■ TASK GOAL ■
Go through the listing and pick out each line with the word "Arvind" in it.

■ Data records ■
--- START ---
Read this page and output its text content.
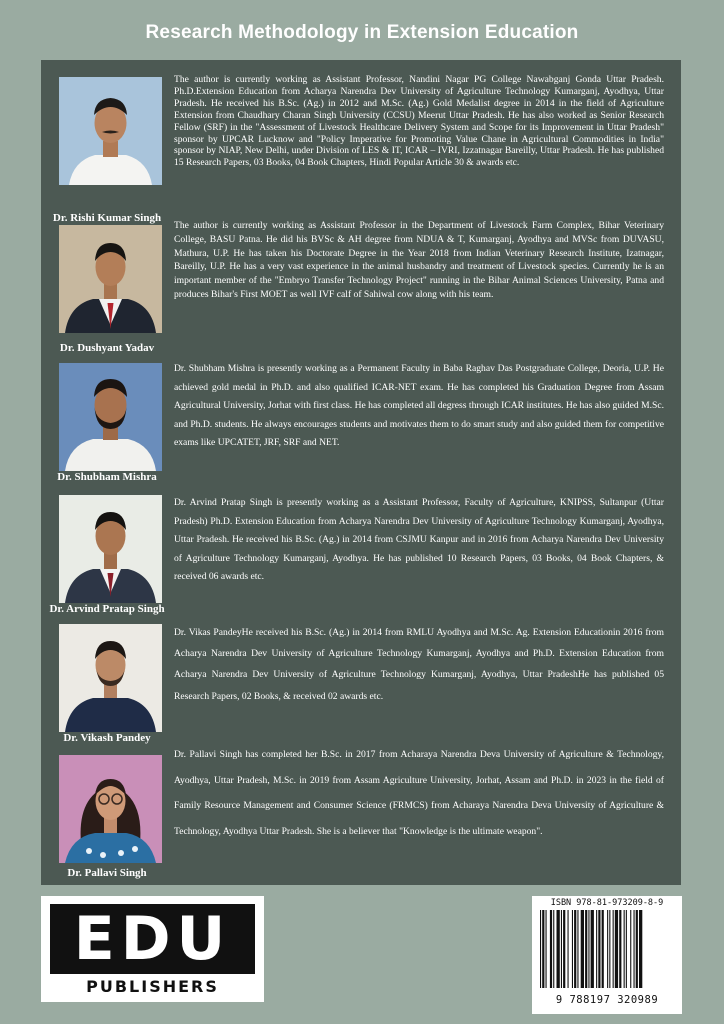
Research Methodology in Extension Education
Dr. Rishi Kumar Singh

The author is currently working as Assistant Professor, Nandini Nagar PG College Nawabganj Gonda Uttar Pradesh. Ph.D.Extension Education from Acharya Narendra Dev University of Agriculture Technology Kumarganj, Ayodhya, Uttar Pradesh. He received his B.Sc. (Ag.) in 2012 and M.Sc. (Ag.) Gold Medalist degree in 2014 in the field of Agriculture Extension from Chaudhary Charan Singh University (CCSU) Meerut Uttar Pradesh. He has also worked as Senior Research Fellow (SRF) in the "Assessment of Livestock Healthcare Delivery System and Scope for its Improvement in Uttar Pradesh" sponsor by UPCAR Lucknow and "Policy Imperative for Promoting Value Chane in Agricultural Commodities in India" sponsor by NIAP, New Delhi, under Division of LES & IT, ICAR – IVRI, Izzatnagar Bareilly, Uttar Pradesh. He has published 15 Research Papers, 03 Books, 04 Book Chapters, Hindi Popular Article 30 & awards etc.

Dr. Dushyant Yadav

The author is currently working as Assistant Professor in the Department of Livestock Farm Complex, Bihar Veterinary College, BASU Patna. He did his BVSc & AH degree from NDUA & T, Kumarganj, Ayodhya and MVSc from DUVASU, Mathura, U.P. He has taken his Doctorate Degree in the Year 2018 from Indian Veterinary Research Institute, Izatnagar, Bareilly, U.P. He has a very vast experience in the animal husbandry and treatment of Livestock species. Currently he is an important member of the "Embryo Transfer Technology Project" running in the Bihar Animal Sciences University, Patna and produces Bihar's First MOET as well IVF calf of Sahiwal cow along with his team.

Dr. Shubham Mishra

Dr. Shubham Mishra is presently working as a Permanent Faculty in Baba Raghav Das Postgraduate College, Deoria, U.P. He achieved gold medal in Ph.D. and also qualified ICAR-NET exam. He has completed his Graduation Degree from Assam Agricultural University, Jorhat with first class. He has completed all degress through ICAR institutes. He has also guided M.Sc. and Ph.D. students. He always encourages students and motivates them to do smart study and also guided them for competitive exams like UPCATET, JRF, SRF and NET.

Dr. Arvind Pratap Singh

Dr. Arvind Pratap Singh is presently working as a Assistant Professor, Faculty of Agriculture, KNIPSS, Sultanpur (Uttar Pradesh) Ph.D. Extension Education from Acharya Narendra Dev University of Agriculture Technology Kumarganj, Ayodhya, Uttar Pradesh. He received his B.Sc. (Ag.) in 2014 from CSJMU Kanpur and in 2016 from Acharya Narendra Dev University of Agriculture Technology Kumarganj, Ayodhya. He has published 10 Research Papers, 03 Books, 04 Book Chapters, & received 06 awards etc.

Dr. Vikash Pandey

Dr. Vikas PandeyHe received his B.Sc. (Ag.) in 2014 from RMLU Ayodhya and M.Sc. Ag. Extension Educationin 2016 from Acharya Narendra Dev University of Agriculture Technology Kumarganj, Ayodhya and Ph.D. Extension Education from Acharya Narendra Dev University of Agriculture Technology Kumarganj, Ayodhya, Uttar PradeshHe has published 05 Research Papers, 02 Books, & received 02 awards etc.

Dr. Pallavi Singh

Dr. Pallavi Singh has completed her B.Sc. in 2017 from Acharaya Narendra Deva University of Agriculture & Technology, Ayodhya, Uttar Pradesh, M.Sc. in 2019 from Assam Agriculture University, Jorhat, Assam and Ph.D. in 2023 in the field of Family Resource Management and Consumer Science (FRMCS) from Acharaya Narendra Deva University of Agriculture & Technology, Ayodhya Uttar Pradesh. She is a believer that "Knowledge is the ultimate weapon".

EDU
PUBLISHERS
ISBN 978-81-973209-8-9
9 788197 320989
--- END ---
--- START ---
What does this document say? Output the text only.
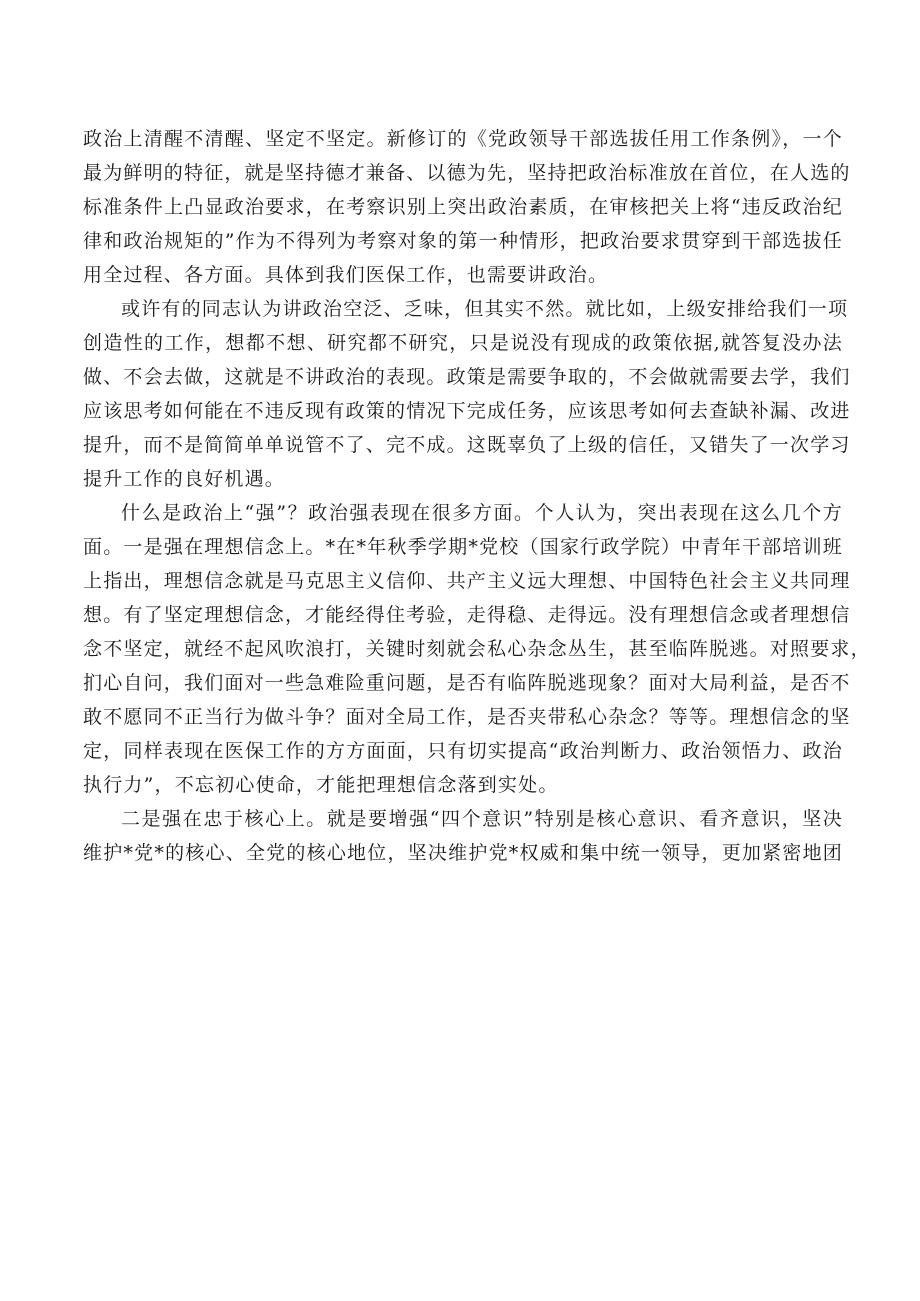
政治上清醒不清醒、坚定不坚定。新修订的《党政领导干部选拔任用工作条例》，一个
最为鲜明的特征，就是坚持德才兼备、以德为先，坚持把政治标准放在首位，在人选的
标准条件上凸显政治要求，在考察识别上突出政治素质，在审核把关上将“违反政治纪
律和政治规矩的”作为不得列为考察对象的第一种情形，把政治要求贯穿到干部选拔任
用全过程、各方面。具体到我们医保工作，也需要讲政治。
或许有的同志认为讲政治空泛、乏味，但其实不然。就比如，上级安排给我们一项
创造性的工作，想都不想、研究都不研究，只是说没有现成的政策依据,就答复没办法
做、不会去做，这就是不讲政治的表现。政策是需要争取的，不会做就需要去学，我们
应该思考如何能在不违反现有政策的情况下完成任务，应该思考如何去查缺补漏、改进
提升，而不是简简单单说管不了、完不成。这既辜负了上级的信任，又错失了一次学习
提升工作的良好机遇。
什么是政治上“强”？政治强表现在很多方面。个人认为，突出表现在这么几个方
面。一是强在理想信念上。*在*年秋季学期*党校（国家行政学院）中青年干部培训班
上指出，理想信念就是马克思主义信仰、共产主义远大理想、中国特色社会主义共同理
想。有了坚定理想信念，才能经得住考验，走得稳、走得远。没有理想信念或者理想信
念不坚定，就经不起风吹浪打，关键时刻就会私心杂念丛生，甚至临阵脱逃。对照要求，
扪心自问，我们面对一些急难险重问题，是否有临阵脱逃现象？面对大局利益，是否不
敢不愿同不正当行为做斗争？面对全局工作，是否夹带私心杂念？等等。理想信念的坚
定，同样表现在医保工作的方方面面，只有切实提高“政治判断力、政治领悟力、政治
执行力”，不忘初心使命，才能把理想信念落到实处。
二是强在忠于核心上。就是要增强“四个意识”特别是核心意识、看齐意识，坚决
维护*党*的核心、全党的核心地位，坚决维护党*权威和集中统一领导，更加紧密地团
--- END ---
--- START ---
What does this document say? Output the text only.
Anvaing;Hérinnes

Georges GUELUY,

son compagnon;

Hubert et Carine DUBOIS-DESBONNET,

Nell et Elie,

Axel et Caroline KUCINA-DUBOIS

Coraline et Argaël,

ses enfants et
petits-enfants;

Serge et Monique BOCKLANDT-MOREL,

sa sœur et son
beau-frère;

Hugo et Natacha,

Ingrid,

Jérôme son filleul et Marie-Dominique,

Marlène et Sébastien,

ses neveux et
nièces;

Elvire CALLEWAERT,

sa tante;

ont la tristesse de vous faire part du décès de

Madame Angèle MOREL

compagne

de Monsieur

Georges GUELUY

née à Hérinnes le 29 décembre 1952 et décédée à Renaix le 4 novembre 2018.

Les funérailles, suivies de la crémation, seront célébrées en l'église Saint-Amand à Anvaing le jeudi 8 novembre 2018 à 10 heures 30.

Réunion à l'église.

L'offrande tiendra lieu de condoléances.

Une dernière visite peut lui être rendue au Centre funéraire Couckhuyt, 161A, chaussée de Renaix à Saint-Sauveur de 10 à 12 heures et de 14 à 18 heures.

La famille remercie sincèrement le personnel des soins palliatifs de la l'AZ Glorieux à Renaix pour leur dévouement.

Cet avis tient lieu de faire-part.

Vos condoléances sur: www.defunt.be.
--- END ---
■ ANSWER IN FULL ■
Dr. Arvind Pratap Singh
Dr. Arvind Pratap Singh is presently working as a Assistant Professor, Faculty of Agriculture, KNIPSS, Sultanpur (Uttar Pradesh) Ph.D. Extension Education from Acharya Narendra Dev University of Agriculture Technology Kumarganj, Ayodhya, Uttar Pradesh. He received his B.Sc. (Ag.) in 2014 from CSJMU Kanpur and in 2016 from Acharya Narendra Dev University of Agriculture Technology Kumarganj, Ayodhya. He has published 10 Research Papers, 03 Books, 04 Book Chapters, & received 06 awards etc.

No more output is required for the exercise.